GOAL OF THE EXERCISE ::
Single out the lines that include the word "pozitív". Copy them.

[Figure collection entries]
■ ■ ■ ■ ■ ■ ■

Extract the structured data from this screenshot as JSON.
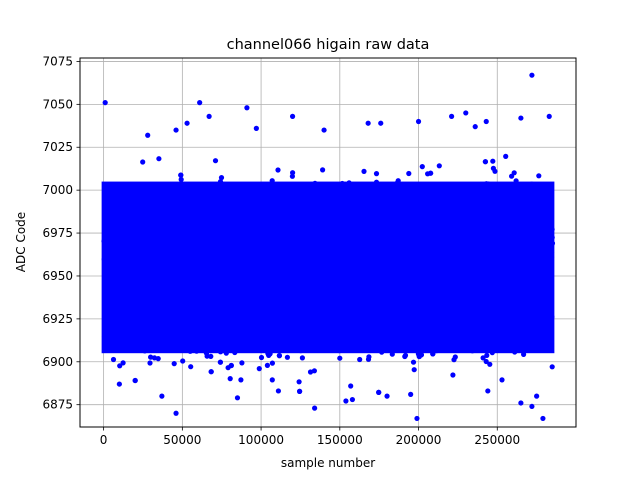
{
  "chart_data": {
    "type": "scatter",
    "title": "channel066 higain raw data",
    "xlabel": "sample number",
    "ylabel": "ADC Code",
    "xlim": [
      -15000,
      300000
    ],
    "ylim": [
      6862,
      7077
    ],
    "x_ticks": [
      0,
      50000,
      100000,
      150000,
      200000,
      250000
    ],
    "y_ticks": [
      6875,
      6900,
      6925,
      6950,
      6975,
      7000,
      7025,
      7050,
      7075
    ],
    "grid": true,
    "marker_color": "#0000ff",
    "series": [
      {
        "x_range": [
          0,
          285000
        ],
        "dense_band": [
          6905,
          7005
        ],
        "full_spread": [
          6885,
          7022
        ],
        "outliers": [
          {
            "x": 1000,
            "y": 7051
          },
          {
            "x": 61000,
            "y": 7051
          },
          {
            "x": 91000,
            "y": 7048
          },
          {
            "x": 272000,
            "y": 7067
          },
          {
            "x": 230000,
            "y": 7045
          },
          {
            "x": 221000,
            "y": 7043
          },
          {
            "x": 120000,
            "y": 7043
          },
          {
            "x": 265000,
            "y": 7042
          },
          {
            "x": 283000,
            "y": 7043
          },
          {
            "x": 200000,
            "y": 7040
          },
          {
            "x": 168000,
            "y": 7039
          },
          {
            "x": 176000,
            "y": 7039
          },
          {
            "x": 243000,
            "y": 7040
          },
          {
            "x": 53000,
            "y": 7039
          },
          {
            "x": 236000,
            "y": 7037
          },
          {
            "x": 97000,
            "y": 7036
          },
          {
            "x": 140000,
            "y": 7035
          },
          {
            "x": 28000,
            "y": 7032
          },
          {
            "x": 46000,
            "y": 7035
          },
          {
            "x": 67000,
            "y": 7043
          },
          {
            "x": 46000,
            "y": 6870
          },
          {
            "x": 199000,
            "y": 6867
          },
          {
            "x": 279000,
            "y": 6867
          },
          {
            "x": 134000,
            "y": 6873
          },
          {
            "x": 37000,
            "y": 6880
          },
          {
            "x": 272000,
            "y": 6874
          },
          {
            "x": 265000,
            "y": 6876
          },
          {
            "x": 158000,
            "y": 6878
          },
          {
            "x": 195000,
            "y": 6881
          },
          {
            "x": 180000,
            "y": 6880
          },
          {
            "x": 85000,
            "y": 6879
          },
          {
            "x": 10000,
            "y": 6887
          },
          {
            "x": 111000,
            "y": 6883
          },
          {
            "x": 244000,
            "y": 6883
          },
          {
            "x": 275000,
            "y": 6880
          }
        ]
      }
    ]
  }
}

■ ■ ■ ■ ■ ■ ■

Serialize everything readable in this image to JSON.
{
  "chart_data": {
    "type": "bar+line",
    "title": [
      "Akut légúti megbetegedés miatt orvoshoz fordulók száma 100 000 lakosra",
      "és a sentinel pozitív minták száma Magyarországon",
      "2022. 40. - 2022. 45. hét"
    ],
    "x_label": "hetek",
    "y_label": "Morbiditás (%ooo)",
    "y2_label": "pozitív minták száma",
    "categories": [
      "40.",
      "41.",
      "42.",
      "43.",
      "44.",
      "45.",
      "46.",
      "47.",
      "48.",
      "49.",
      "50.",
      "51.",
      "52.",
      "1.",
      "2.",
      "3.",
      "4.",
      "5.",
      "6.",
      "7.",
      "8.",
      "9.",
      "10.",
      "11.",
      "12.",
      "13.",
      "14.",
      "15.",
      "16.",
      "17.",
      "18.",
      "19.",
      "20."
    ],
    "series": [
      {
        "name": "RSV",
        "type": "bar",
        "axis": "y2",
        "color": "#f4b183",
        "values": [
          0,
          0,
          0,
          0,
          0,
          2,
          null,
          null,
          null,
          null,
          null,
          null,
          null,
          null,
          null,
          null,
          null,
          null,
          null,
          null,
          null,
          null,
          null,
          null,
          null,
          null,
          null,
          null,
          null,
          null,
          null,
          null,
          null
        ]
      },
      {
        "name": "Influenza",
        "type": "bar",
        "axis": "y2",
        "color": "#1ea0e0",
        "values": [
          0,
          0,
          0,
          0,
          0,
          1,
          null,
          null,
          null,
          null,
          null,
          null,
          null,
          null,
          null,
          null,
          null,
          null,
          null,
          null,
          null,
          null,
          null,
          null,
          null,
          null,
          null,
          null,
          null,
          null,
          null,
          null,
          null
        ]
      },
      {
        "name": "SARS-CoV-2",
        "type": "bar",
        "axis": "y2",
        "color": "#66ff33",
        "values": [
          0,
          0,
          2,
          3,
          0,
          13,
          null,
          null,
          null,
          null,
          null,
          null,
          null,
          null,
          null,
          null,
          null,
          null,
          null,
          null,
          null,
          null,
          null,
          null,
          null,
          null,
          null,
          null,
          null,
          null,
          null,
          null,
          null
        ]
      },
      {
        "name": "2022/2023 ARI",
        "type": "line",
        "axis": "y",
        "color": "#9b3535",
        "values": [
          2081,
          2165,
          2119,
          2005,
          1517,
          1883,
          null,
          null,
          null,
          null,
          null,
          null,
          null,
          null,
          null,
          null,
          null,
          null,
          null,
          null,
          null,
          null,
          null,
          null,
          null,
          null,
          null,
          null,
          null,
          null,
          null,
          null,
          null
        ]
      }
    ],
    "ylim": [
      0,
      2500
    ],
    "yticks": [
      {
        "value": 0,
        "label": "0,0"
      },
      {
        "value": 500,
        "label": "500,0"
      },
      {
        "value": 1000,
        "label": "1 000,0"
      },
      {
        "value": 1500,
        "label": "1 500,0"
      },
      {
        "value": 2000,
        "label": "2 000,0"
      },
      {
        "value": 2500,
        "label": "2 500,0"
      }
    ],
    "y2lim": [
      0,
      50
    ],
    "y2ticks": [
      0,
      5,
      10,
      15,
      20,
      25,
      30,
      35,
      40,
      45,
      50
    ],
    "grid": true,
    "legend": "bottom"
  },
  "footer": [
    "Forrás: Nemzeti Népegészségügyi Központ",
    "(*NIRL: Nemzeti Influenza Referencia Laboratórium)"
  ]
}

■ ■ ■ ■ ■ ■ ■

FULL ANSWER ::
      "és a sentinel pozitív minták száma Magyarországon",
    "y2_label": "pozitív minták száma",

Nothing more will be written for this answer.